*Aim of the task*: Filter the data below for the string "portrait" and copy each matching line.

*Data entries*:

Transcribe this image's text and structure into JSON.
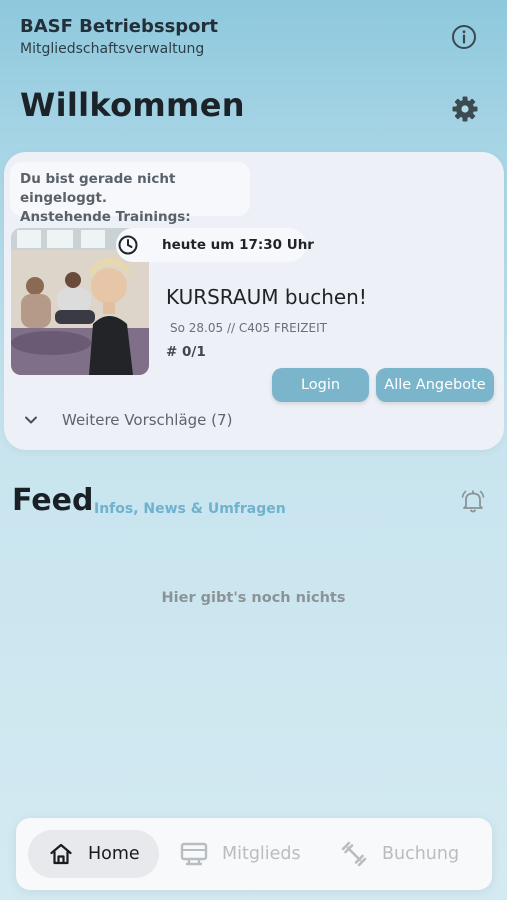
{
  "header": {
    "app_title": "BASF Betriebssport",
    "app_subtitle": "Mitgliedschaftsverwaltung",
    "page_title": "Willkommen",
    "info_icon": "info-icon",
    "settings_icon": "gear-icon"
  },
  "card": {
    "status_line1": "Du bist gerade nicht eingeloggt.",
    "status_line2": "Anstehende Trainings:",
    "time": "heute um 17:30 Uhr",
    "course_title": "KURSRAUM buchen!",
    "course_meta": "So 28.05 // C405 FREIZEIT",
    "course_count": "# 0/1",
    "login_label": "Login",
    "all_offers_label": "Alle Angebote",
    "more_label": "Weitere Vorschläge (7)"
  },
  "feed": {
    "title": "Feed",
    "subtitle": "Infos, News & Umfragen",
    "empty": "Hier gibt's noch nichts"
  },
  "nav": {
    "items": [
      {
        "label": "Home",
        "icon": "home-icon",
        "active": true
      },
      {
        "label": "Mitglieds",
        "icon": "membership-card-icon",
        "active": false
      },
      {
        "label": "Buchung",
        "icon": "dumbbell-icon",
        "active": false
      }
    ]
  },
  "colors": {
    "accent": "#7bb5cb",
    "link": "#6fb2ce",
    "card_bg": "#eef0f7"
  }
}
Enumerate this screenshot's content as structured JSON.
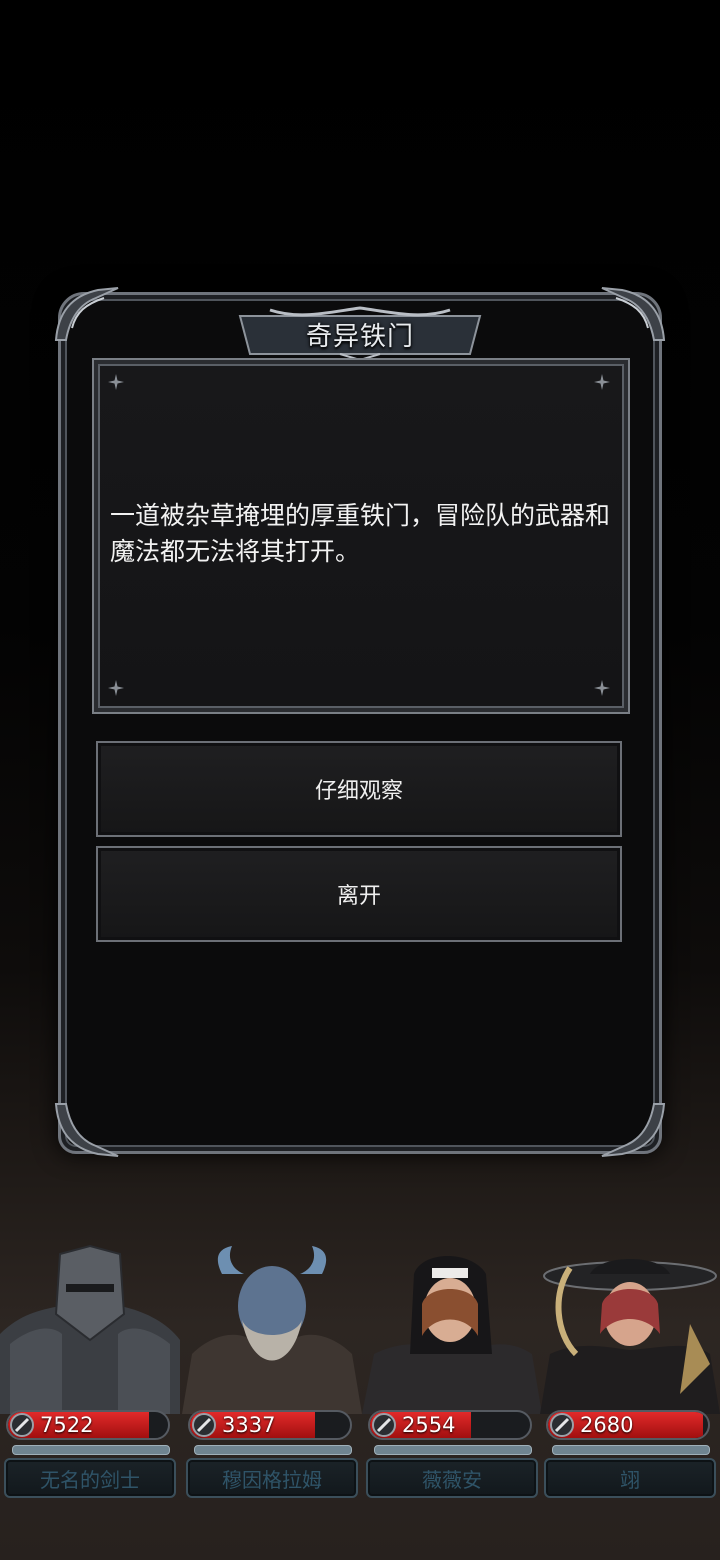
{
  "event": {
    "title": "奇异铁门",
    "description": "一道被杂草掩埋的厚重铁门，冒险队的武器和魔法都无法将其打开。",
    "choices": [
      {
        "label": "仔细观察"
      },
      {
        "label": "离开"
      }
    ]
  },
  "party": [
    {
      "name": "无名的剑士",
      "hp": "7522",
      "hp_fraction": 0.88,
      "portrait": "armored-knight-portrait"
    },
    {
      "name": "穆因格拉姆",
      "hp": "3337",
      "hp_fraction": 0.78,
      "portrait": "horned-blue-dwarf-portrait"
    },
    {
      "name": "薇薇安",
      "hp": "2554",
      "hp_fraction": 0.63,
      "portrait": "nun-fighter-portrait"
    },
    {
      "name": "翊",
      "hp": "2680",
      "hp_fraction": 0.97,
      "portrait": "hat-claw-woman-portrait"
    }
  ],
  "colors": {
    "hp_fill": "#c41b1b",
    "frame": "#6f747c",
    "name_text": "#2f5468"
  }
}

==

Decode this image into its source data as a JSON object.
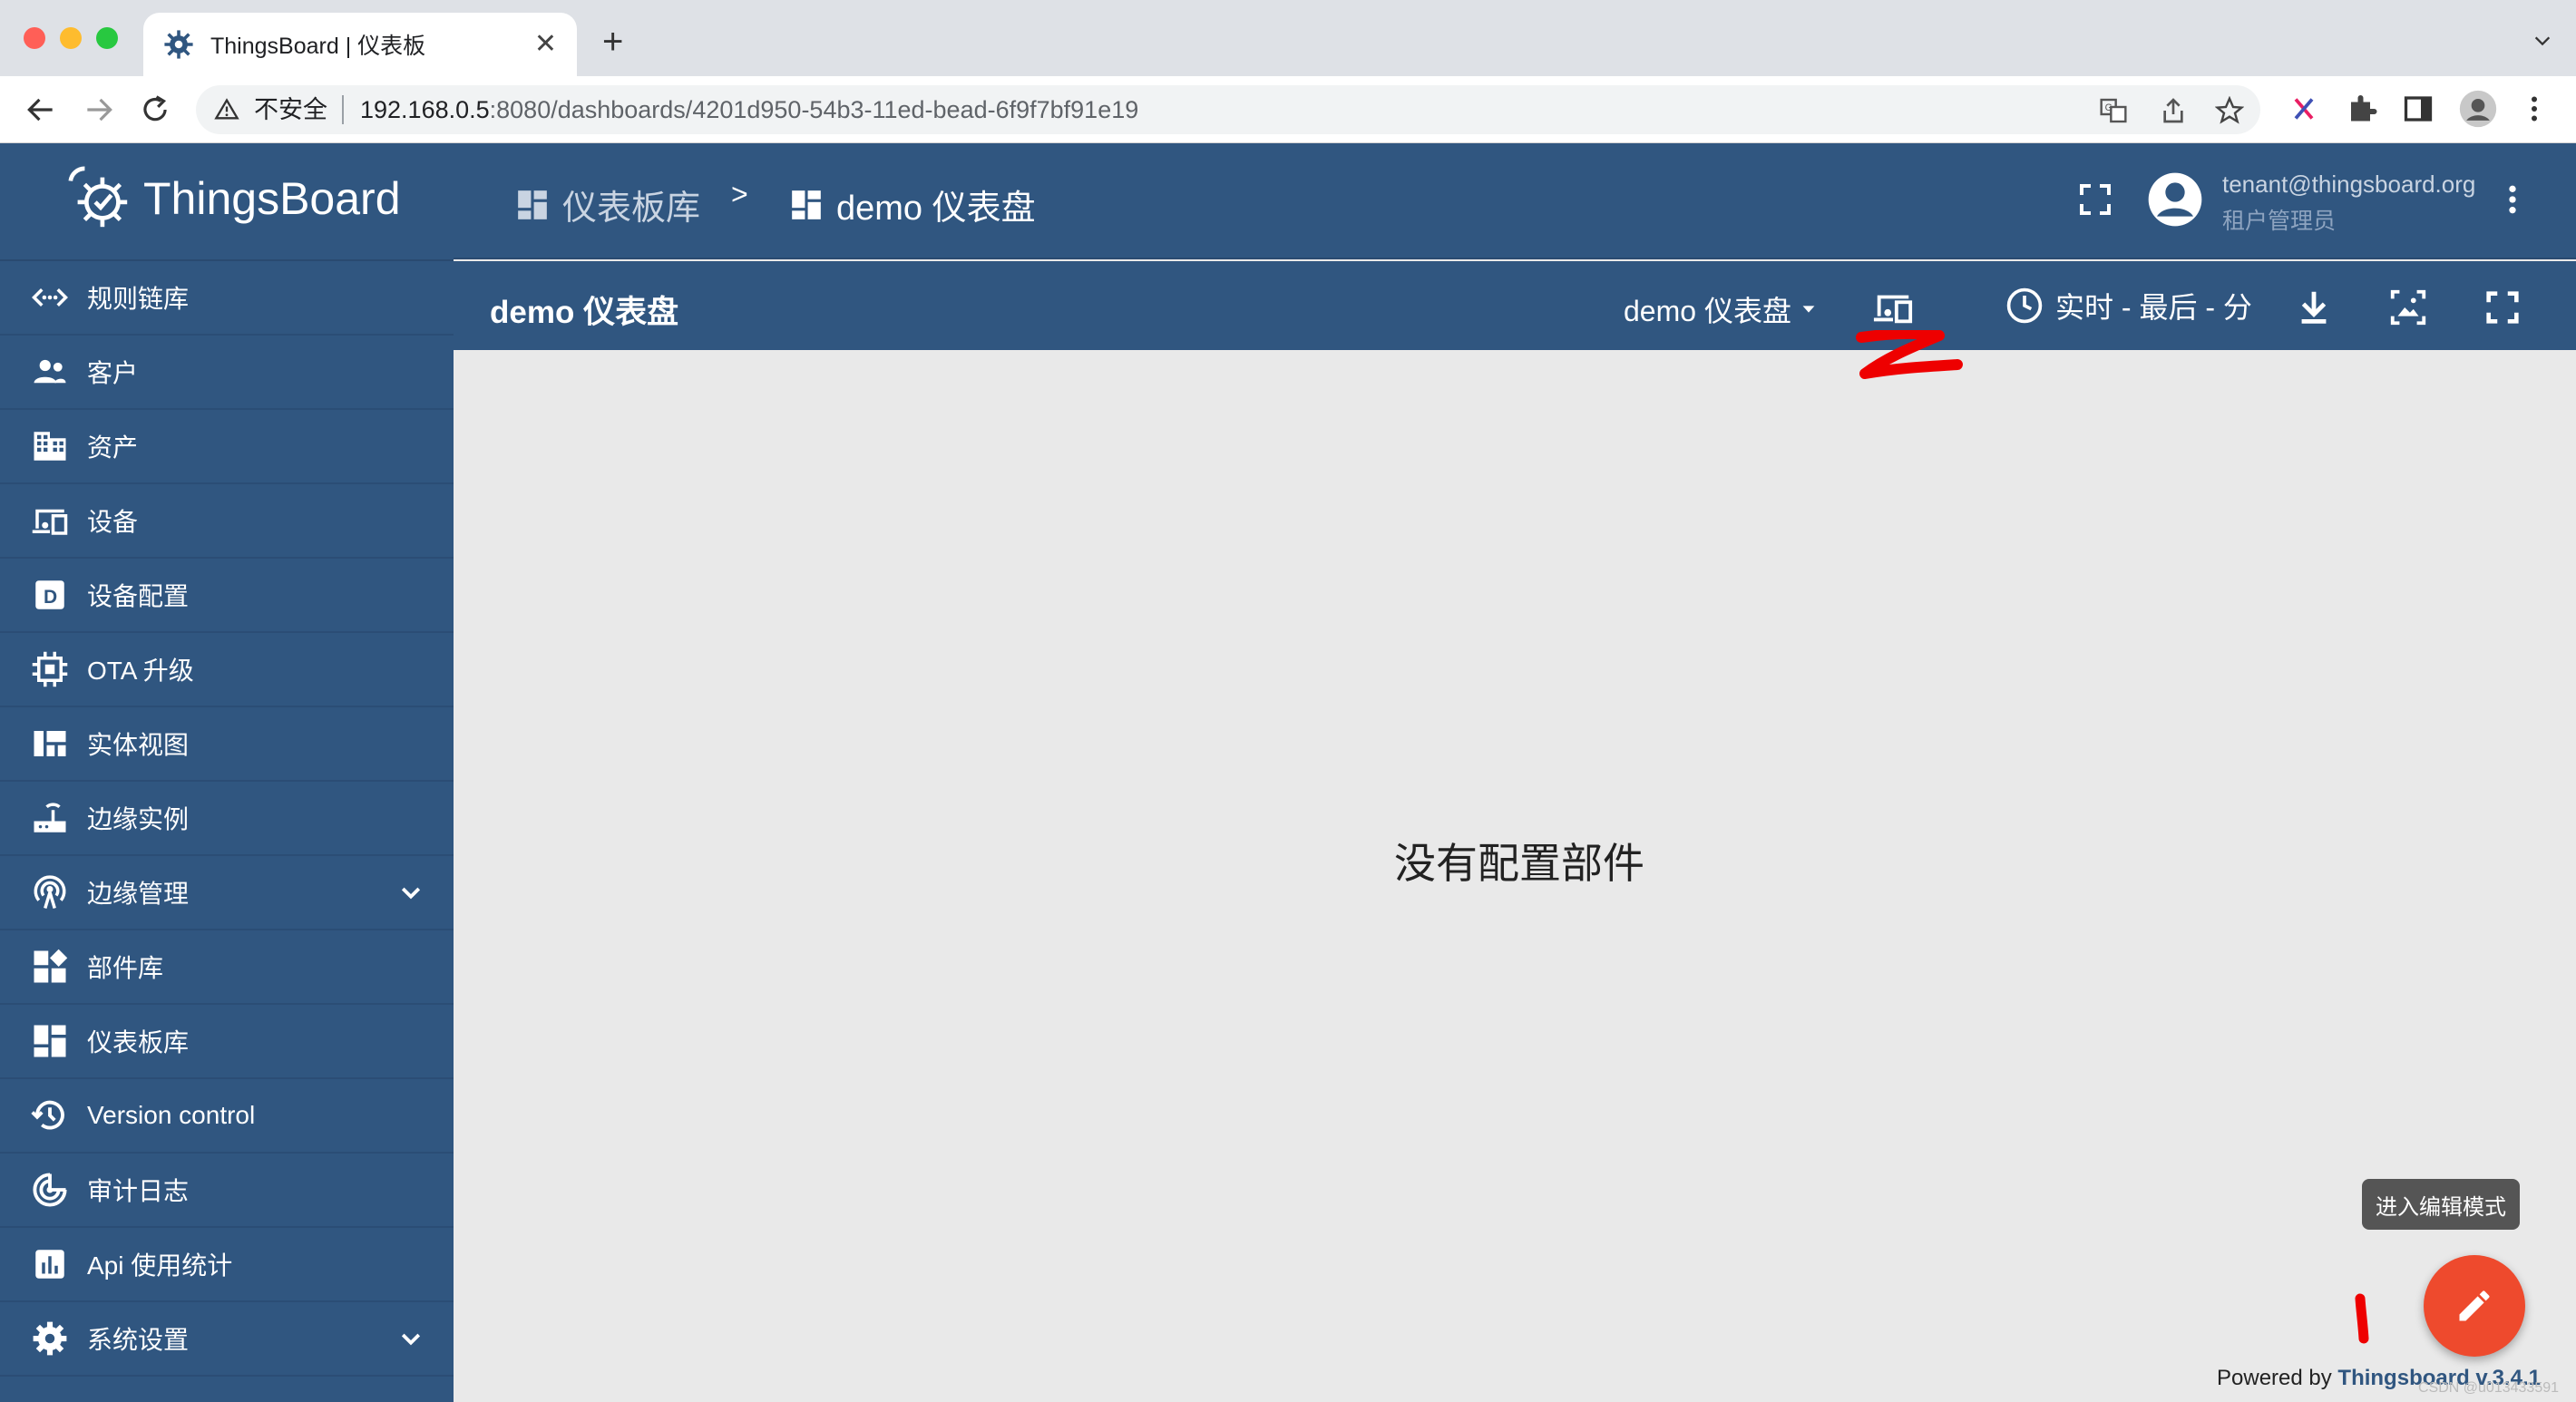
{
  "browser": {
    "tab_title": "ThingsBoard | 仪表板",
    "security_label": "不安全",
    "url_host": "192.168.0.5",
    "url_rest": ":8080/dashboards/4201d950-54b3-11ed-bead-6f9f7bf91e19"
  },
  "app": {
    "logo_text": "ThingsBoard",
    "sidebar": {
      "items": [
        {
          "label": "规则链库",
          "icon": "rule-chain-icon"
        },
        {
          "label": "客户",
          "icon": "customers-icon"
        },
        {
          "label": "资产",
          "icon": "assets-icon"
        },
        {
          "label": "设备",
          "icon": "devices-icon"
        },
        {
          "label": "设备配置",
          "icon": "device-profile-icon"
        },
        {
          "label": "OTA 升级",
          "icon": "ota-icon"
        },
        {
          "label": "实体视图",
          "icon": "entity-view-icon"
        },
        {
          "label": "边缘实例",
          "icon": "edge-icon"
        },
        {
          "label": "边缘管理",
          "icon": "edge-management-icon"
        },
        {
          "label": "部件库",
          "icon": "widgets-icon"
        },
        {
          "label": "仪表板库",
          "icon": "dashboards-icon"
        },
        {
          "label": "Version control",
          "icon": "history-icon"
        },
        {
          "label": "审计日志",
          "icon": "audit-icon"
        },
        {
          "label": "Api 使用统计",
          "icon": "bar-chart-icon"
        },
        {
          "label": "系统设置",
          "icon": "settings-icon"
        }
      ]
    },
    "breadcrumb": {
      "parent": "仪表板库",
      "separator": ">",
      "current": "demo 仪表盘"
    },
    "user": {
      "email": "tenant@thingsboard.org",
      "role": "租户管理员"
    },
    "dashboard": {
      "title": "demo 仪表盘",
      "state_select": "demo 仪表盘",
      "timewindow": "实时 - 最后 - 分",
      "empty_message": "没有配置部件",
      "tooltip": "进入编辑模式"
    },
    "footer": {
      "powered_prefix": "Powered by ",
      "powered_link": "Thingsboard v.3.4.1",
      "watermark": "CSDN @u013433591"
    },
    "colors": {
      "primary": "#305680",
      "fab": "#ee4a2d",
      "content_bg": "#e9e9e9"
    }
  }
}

*Response to the exercise*:
      "portrait": "armored-knight-portrait"
      "portrait": "horned-blue-dwarf-portrait"
      "portrait": "nun-fighter-portrait"
      "portrait": "hat-claw-woman-portrait"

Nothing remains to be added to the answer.